*Task*
Show every line below where "above" can be found.

*Records for this task*
══════

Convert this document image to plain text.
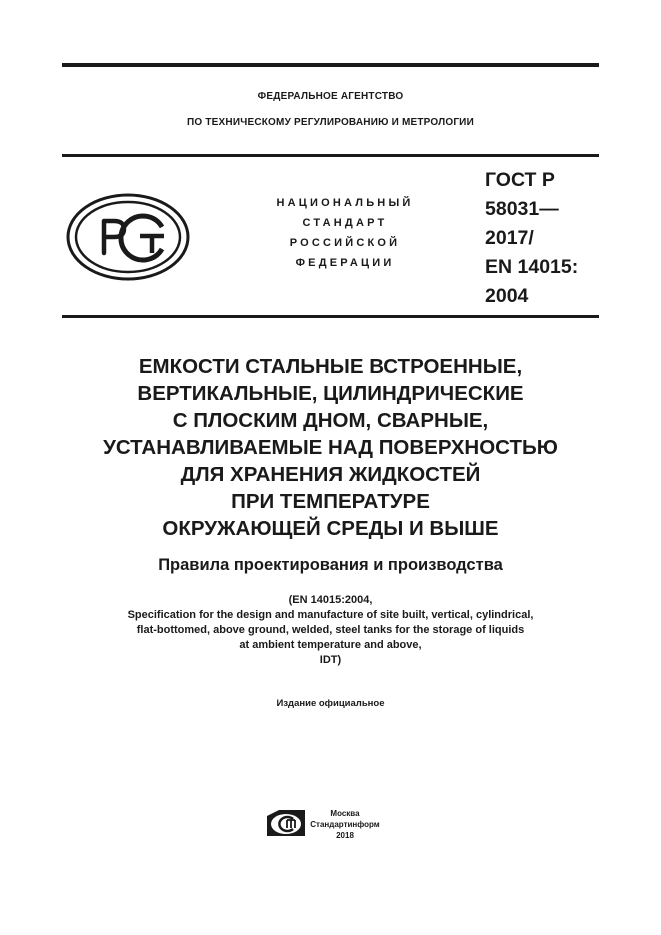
ФЕДЕРАЛЬНОЕ АГЕНТСТВО
ПО ТЕХНИЧЕСКОМУ РЕГУЛИРОВАНИЮ И МЕТРОЛОГИИ
НАЦИОНАЛЬНЫЙ
СТАНДАРТ
РОССИЙСКОЙ
ФЕДЕРАЦИИ
ГОСТ Р
58031—
2017/
EN 14015:
2004
ЕМКОСТИ СТАЛЬНЫЕ ВСТРОЕННЫЕ,
ВЕРТИКАЛЬНЫЕ, ЦИЛИНДРИЧЕСКИЕ
С ПЛОСКИМ ДНОМ, СВАРНЫЕ,
УСТАНАВЛИВАЕМЫЕ НАД ПОВЕРХНОСТЬЮ
ДЛЯ ХРАНЕНИЯ ЖИДКОСТЕЙ
ПРИ ТЕМПЕРАТУРЕ
ОКРУЖАЮЩЕЙ СРЕДЫ И ВЫШЕ
Правила проектирования и производства
(EN 14015:2004,
Specification for the design and manufacture of site built, vertical, cylindrical,
flat-bottomed, above ground, welded, steel tanks for the storage of liquids
at ambient temperature and above,
IDT)
Издание официальное
Москва
Стандартинформ
2018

══════

*Task result*
flat-bottomed, above ground, welded, steel tanks for the storage of liquids
at ambient temperature and above,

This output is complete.